* [Given entries]
......
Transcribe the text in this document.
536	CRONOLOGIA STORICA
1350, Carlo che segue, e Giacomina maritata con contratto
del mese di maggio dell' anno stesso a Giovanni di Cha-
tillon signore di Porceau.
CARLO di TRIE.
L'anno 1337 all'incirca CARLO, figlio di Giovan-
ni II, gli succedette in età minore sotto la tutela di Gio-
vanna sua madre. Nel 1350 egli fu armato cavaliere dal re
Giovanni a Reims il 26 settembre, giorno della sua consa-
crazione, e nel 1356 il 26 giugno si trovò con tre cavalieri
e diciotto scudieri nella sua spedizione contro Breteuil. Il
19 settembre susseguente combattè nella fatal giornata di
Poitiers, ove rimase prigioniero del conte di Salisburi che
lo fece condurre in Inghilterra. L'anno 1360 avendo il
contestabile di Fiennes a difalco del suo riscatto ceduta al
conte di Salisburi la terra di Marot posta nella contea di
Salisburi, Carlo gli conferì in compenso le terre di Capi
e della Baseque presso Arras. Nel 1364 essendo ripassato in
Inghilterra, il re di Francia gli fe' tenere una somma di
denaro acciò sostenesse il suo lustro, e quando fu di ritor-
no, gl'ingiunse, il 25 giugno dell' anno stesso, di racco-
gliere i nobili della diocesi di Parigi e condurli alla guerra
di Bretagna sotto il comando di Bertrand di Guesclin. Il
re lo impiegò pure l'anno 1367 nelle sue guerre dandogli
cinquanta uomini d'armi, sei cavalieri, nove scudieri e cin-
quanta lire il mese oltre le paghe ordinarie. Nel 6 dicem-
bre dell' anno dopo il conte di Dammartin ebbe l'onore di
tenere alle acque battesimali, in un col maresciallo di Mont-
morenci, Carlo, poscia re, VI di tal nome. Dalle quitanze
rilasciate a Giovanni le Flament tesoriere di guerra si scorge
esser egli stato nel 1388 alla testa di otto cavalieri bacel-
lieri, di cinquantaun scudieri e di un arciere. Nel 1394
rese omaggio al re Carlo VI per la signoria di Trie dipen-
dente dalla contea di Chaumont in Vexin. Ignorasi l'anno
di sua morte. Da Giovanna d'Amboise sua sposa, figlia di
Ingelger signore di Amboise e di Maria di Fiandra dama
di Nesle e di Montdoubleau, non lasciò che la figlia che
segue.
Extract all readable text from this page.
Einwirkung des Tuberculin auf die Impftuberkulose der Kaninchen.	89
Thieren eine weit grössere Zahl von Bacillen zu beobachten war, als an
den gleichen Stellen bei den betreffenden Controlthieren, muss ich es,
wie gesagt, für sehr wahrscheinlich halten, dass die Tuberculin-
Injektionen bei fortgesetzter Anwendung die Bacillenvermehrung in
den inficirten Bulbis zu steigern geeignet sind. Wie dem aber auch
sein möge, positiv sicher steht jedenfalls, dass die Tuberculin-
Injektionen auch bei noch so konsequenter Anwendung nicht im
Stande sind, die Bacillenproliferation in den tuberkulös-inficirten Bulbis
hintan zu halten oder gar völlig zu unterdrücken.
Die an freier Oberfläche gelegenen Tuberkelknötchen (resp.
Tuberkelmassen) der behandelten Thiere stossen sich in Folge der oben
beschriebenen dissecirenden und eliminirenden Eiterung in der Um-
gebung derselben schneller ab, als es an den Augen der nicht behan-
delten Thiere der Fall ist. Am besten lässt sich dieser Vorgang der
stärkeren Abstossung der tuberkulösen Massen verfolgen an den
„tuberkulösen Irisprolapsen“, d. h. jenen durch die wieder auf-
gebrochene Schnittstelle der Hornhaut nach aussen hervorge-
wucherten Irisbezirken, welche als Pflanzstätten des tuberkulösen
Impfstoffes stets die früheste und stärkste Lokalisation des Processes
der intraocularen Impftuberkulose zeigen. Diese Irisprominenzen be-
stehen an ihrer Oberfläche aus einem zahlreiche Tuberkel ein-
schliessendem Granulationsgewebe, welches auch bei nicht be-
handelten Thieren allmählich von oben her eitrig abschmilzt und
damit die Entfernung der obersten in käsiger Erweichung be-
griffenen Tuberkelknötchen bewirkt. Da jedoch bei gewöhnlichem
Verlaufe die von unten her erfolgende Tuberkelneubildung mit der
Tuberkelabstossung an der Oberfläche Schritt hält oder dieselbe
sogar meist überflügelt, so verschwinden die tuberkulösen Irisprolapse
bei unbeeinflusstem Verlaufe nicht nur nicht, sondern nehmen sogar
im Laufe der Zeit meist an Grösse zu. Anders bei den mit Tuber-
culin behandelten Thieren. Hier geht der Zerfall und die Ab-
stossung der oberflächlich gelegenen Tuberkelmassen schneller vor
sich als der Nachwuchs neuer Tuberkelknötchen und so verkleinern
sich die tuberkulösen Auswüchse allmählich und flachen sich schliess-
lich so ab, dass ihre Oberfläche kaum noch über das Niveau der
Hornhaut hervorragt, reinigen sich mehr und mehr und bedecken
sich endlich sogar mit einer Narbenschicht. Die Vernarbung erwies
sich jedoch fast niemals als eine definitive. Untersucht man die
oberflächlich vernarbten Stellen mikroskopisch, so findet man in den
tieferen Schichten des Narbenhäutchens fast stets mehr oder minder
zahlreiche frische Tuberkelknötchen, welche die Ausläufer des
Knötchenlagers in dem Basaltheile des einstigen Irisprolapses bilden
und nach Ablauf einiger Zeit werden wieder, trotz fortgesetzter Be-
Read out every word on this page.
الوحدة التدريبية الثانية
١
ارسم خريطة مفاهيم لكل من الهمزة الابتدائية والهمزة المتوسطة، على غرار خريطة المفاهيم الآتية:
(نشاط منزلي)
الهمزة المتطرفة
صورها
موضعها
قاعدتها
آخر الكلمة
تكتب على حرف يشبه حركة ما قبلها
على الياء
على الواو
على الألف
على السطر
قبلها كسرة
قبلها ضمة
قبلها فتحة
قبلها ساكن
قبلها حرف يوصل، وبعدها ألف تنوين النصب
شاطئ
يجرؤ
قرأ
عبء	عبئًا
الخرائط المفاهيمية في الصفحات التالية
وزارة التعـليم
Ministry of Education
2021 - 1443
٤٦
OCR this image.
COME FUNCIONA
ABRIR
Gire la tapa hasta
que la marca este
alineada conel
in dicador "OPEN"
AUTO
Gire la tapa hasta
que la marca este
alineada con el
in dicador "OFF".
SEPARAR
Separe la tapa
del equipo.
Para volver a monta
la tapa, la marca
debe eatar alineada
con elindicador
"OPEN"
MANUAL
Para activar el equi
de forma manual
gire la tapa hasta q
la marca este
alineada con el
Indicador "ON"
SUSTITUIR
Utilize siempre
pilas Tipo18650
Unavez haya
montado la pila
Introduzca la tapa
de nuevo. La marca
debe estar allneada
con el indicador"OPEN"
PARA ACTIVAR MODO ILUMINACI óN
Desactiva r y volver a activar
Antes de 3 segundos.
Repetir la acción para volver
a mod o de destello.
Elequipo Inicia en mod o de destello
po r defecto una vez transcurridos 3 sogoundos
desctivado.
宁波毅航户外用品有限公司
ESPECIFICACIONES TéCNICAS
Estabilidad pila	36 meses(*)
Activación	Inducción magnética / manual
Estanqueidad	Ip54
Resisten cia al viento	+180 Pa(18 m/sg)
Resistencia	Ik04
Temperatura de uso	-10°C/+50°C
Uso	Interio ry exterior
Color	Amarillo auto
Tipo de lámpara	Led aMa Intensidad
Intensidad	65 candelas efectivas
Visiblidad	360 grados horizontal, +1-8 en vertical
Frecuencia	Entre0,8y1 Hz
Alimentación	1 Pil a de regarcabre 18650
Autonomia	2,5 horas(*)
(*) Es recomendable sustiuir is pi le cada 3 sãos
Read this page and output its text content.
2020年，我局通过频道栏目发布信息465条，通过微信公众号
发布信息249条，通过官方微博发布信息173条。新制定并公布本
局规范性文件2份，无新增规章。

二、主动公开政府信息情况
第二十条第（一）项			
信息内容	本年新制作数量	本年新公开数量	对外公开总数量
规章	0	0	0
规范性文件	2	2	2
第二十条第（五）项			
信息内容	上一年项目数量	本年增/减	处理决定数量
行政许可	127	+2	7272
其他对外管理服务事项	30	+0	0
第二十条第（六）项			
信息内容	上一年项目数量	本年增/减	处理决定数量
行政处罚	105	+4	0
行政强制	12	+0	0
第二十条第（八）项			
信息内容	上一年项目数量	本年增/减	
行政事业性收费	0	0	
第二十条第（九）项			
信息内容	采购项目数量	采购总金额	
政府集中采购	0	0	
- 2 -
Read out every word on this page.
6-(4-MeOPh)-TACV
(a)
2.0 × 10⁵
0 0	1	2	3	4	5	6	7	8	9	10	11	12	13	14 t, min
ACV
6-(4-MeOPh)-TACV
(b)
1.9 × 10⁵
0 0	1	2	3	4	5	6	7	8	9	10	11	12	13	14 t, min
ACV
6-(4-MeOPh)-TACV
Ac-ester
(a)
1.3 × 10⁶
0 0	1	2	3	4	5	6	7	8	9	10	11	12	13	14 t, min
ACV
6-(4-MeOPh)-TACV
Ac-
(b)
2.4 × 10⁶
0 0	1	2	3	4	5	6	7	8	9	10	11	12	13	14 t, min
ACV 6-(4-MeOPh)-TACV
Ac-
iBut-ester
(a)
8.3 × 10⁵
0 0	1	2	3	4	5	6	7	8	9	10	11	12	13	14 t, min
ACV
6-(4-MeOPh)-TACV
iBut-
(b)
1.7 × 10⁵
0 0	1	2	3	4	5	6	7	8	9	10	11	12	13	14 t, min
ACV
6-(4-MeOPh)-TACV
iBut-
......
* [Your task] All lines from the one containing "Read this page and output its text content." through the final line of the listing above are to be reproduced exactly; include both and add nothing.

* [Response to this task]
Read this page and output its text content.
2020年，我局通过频道栏目发布信息465条，通过微信公众号
发布信息249条，通过官方微博发布信息173条。新制定并公布本
局规范性文件2份，无新增规章。

二、主动公开政府信息情况
第二十条第（一）项			
信息内容	本年新制作数量	本年新公开数量	对外公开总数量
规章	0	0	0
规范性文件	2	2	2
第二十条第（五）项			
信息内容	上一年项目数量	本年增/减	处理决定数量
行政许可	127	+2	7272
其他对外管理服务事项	30	+0	0
第二十条第（六）项			
信息内容	上一年项目数量	本年增/减	处理决定数量
行政处罚	105	+4	0
行政强制	12	+0	0
第二十条第（八）项			
信息内容	上一年项目数量	本年增/减	
行政事业性收费	0	0	
第二十条第（九）项			
信息内容	采购项目数量	采购总金额	
政府集中采购	0	0	
- 2 -
Read out every word on this page.
6-(4-MeOPh)-TACV
(a)
2.0 × 10⁵
0 0	1	2	3	4	5	6	7	8	9	10	11	12	13	14 t, min
ACV
6-(4-MeOPh)-TACV
(b)
1.9 × 10⁵
0 0	1	2	3	4	5	6	7	8	9	10	11	12	13	14 t, min
ACV
6-(4-MeOPh)-TACV
Ac-ester
(a)
1.3 × 10⁶
0 0	1	2	3	4	5	6	7	8	9	10	11	12	13	14 t, min
ACV
6-(4-MeOPh)-TACV
Ac-
(b)
2.4 × 10⁶
0 0	1	2	3	4	5	6	7	8	9	10	11	12	13	14 t, min
ACV 6-(4-MeOPh)-TACV
Ac-
iBut-ester
(a)
8.3 × 10⁵
0 0	1	2	3	4	5	6	7	8	9	10	11	12	13	14 t, min
ACV
6-(4-MeOPh)-TACV
iBut-
(b)
1.7 × 10⁵
0 0	1	2	3	4	5	6	7	8	9	10	11	12	13	14 t, min
ACV
6-(4-MeOPh)-TACV
iBut-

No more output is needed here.